PROMPT =
In the records below, find each line containing the word "courant" and copy it.

(Figure dataset records)
[Start]

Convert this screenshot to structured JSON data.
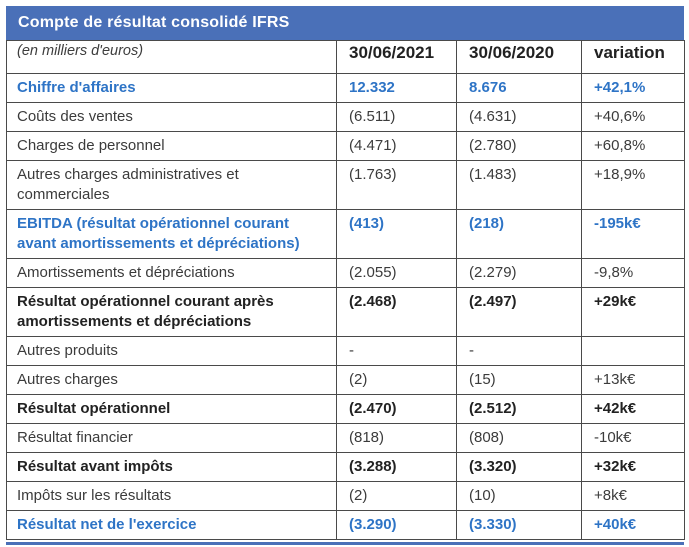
{
  "title": "Compte de résultat consolidé IFRS",
  "colors": {
    "header_bar": "#4a70b8",
    "accent_text": "#2e74c6",
    "border": "#4a4a4a"
  },
  "table": {
    "columns": {
      "label": "(en milliers d'euros)",
      "col2021": "30/06/2021",
      "col2020": "30/06/2020",
      "variation": "variation"
    },
    "rows": [
      {
        "label": "Chiffre d'affaires",
        "v2021": "12.332",
        "v2020": "8.676",
        "variation": "+42,1%",
        "style": "blue"
      },
      {
        "label": "Coûts des ventes",
        "v2021": "(6.511)",
        "v2020": "(4.631)",
        "variation": "+40,6%",
        "style": "normal"
      },
      {
        "label": "Charges de personnel",
        "v2021": "(4.471)",
        "v2020": "(2.780)",
        "variation": "+60,8%",
        "style": "normal"
      },
      {
        "label": "Autres charges administratives et commerciales",
        "v2021": "(1.763)",
        "v2020": "(1.483)",
        "variation": "+18,9%",
        "style": "normal"
      },
      {
        "label": "EBITDA (résultat opérationnel courant avant amortissements et dépréciations)",
        "v2021": "(413)",
        "v2020": "(218)",
        "variation": "-195k€",
        "style": "blue"
      },
      {
        "label": "Amortissements et dépréciations",
        "v2021": "(2.055)",
        "v2020": "(2.279)",
        "variation": "-9,8%",
        "style": "normal"
      },
      {
        "label": "Résultat opérationnel courant après amortissements et dépréciations",
        "v2021": "(2.468)",
        "v2020": "(2.497)",
        "variation": "+29k€",
        "style": "bold"
      },
      {
        "label": "Autres produits",
        "v2021": "-",
        "v2020": "-",
        "variation": "",
        "style": "normal"
      },
      {
        "label": "Autres charges",
        "v2021": "(2)",
        "v2020": "(15)",
        "variation": "+13k€",
        "style": "normal"
      },
      {
        "label": "Résultat opérationnel",
        "v2021": "(2.470)",
        "v2020": "(2.512)",
        "variation": "+42k€",
        "style": "bold"
      },
      {
        "label": "Résultat financier",
        "v2021": "(818)",
        "v2020": "(808)",
        "variation": "-10k€",
        "style": "normal"
      },
      {
        "label": "Résultat avant impôts",
        "v2021": "(3.288)",
        "v2020": "(3.320)",
        "variation": "+32k€",
        "style": "bold"
      },
      {
        "label": "Impôts sur les résultats",
        "v2021": "(2)",
        "v2020": "(10)",
        "variation": "+8k€",
        "style": "normal"
      },
      {
        "label": "Résultat net de l'exercice",
        "v2021": "(3.290)",
        "v2020": "(3.330)",
        "variation": "+40k€",
        "style": "blue"
      }
    ]
  }
}
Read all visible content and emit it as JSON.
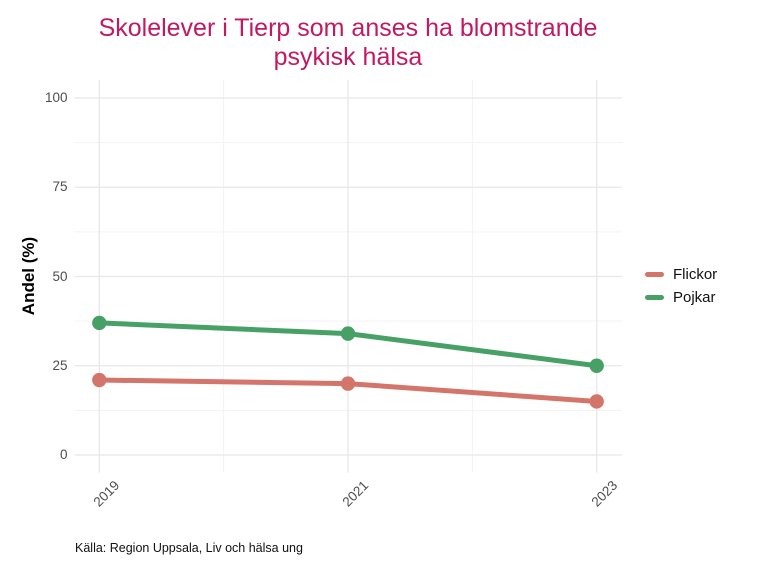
{
  "title": {
    "line1": "Skolelever i Tierp som anses ha blomstrande",
    "line2": "psykisk hälsa",
    "color": "#c11a63"
  },
  "chart_data": {
    "type": "line",
    "title": "Skolelever i Tierp som anses ha blomstrande psykisk hälsa",
    "x": [
      2019,
      2021,
      2023
    ],
    "series": [
      {
        "name": "Flickor",
        "values": [
          21,
          20,
          15
        ],
        "color": "#d3756a"
      },
      {
        "name": "Pojkar",
        "values": [
          37,
          34,
          25
        ],
        "color": "#47a166"
      }
    ],
    "xlabel": "",
    "ylabel": "Andel (%)",
    "ylim": [
      0,
      100
    ],
    "yticks": [
      0,
      25,
      50,
      75,
      100
    ],
    "xticks": [
      2019,
      2021,
      2023
    ],
    "grid": "major+minor",
    "legend_position": "right"
  },
  "caption": "Källa: Region Uppsala, Liv och hälsa ung"
}
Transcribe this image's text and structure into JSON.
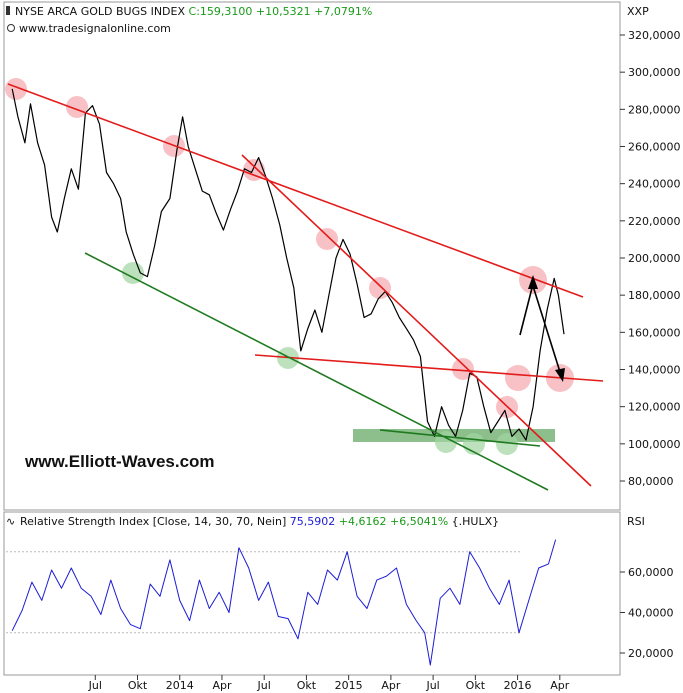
{
  "header": {
    "title": "NYSE ARCA GOLD BUGS INDEX",
    "last": "C:159,3100",
    "change": "+10,5321",
    "change_pct": "+7,0791%",
    "source": "www.tradesignalonline.com",
    "currency": "XXP",
    "colors": {
      "positive": "#1a9a1a"
    }
  },
  "watermark": "www.Elliott-Waves.com",
  "rsi_header": {
    "title": "Relative Strength Index [Close, 14, 30, 70, Nein]",
    "value": "75,5902",
    "change": "+4,6162",
    "change_pct": "+6,5041%",
    "ref": "{.HULX}",
    "axis_label": "RSI"
  },
  "chart_data": [
    {
      "type": "line",
      "ylim": [
        60,
        330
      ],
      "yticks": [
        "80,0000",
        "100,0000",
        "120,0000",
        "140,0000",
        "160,0000",
        "180,0000",
        "200,0000",
        "220,0000",
        "240,0000",
        "260,0000",
        "280,0000",
        "300,0000",
        "320,0000"
      ],
      "ytick_values": [
        80,
        100,
        120,
        140,
        160,
        180,
        200,
        220,
        240,
        260,
        280,
        300,
        320
      ],
      "x_tick_labels": [
        "Jul",
        "Okt",
        "2014",
        "Apr",
        "Jul",
        "Okt",
        "2015",
        "Apr",
        "Jul",
        "Okt",
        "2016",
        "Apr"
      ],
      "x_tick_months": [
        6,
        9,
        12,
        15,
        18,
        21,
        24,
        27,
        30,
        33,
        36,
        39
      ],
      "xlim_months": [
        -0.2,
        41.5
      ],
      "series": [
        {
          "values": [
            [
              0.1,
              291
            ],
            [
              0.5,
              276
            ],
            [
              1.0,
              262
            ],
            [
              1.4,
              283
            ],
            [
              1.9,
              262
            ],
            [
              2.4,
              250
            ],
            [
              2.9,
              222
            ],
            [
              3.3,
              214
            ],
            [
              3.8,
              232
            ],
            [
              4.3,
              248
            ],
            [
              4.8,
              237
            ],
            [
              5.3,
              278
            ],
            [
              5.8,
              282
            ],
            [
              6.3,
              272
            ],
            [
              6.8,
              246
            ],
            [
              7.3,
              240
            ],
            [
              7.8,
              232
            ],
            [
              8.2,
              214
            ],
            [
              8.7,
              202
            ],
            [
              9.2,
              192
            ],
            [
              9.7,
              190
            ],
            [
              10.2,
              206
            ],
            [
              10.7,
              225
            ],
            [
              11.3,
              232
            ],
            [
              11.8,
              258
            ],
            [
              12.2,
              276
            ],
            [
              12.6,
              260
            ],
            [
              13.1,
              248
            ],
            [
              13.6,
              236
            ],
            [
              14.1,
              234
            ],
            [
              14.6,
              224
            ],
            [
              15.1,
              215
            ],
            [
              15.6,
              226
            ],
            [
              16.1,
              236
            ],
            [
              16.6,
              248
            ],
            [
              17.1,
              246
            ],
            [
              17.6,
              254
            ],
            [
              18.1,
              244
            ],
            [
              18.6,
              232
            ],
            [
              19.1,
              218
            ],
            [
              19.6,
              200
            ],
            [
              20.1,
              184
            ],
            [
              20.6,
              150
            ],
            [
              21.1,
              162
            ],
            [
              21.6,
              172
            ],
            [
              22.1,
              160
            ],
            [
              22.6,
              180
            ],
            [
              23.1,
              200
            ],
            [
              23.6,
              210
            ],
            [
              24.1,
              202
            ],
            [
              24.6,
              186
            ],
            [
              25.1,
              168
            ],
            [
              25.6,
              170
            ],
            [
              26.1,
              178
            ],
            [
              26.6,
              182
            ],
            [
              27.1,
              176
            ],
            [
              27.6,
              168
            ],
            [
              28.1,
              162
            ],
            [
              28.6,
              156
            ],
            [
              29.1,
              147
            ],
            [
              29.6,
              112
            ],
            [
              30.1,
              104
            ],
            [
              30.6,
              120
            ],
            [
              31.1,
              110
            ],
            [
              31.6,
              104
            ],
            [
              32.1,
              118
            ],
            [
              32.6,
              138
            ],
            [
              33.1,
              136
            ],
            [
              33.6,
              120
            ],
            [
              34.1,
              106
            ],
            [
              34.6,
              112
            ],
            [
              35.1,
              118
            ],
            [
              35.6,
              104
            ],
            [
              36.1,
              108
            ],
            [
              36.6,
              102
            ],
            [
              37.1,
              120
            ],
            [
              37.6,
              150
            ],
            [
              38.1,
              172
            ],
            [
              38.6,
              189
            ],
            [
              38.9,
              180
            ],
            [
              39.3,
              159
            ]
          ]
        }
      ]
    },
    {
      "type": "line",
      "ylim": [
        10,
        80
      ],
      "yticks": [
        "20,0000",
        "40,0000",
        "60,0000"
      ],
      "ytick_values": [
        20,
        40,
        60
      ],
      "series": [
        {
          "values": [
            [
              0.1,
              31
            ],
            [
              0.8,
              41
            ],
            [
              1.5,
              55
            ],
            [
              2.2,
              46
            ],
            [
              2.9,
              61
            ],
            [
              3.6,
              52
            ],
            [
              4.3,
              62
            ],
            [
              5.0,
              52
            ],
            [
              5.7,
              48
            ],
            [
              6.4,
              39
            ],
            [
              7.1,
              56
            ],
            [
              7.8,
              42
            ],
            [
              8.5,
              34
            ],
            [
              9.2,
              32
            ],
            [
              9.9,
              54
            ],
            [
              10.6,
              48
            ],
            [
              11.3,
              66
            ],
            [
              12.0,
              46
            ],
            [
              12.7,
              36
            ],
            [
              13.4,
              56
            ],
            [
              14.1,
              42
            ],
            [
              14.8,
              50
            ],
            [
              15.5,
              40
            ],
            [
              16.2,
              72
            ],
            [
              16.9,
              62
            ],
            [
              17.6,
              46
            ],
            [
              18.3,
              55
            ],
            [
              19.0,
              38
            ],
            [
              19.7,
              37
            ],
            [
              20.4,
              27
            ],
            [
              21.1,
              50
            ],
            [
              21.8,
              44
            ],
            [
              22.5,
              61
            ],
            [
              23.2,
              56
            ],
            [
              23.9,
              70
            ],
            [
              24.6,
              48
            ],
            [
              25.3,
              42
            ],
            [
              26.0,
              56
            ],
            [
              26.7,
              58
            ],
            [
              27.4,
              62
            ],
            [
              28.1,
              44
            ],
            [
              28.8,
              36
            ],
            [
              29.4,
              30
            ],
            [
              29.8,
              14
            ],
            [
              30.5,
              47
            ],
            [
              31.2,
              52
            ],
            [
              31.9,
              44
            ],
            [
              32.6,
              70
            ],
            [
              33.3,
              62
            ],
            [
              34.0,
              52
            ],
            [
              34.7,
              44
            ],
            [
              35.4,
              56
            ],
            [
              36.1,
              30
            ],
            [
              36.8,
              46
            ],
            [
              37.5,
              62
            ],
            [
              38.2,
              64
            ],
            [
              38.7,
              76
            ]
          ]
        }
      ]
    }
  ]
}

[End]

ANSWER =
        "label": "EBITDA (résultat opérationnel courant avant amortissements et dépréciations)",
        "label": "Résultat opérationnel courant après amortissements et dépréciations",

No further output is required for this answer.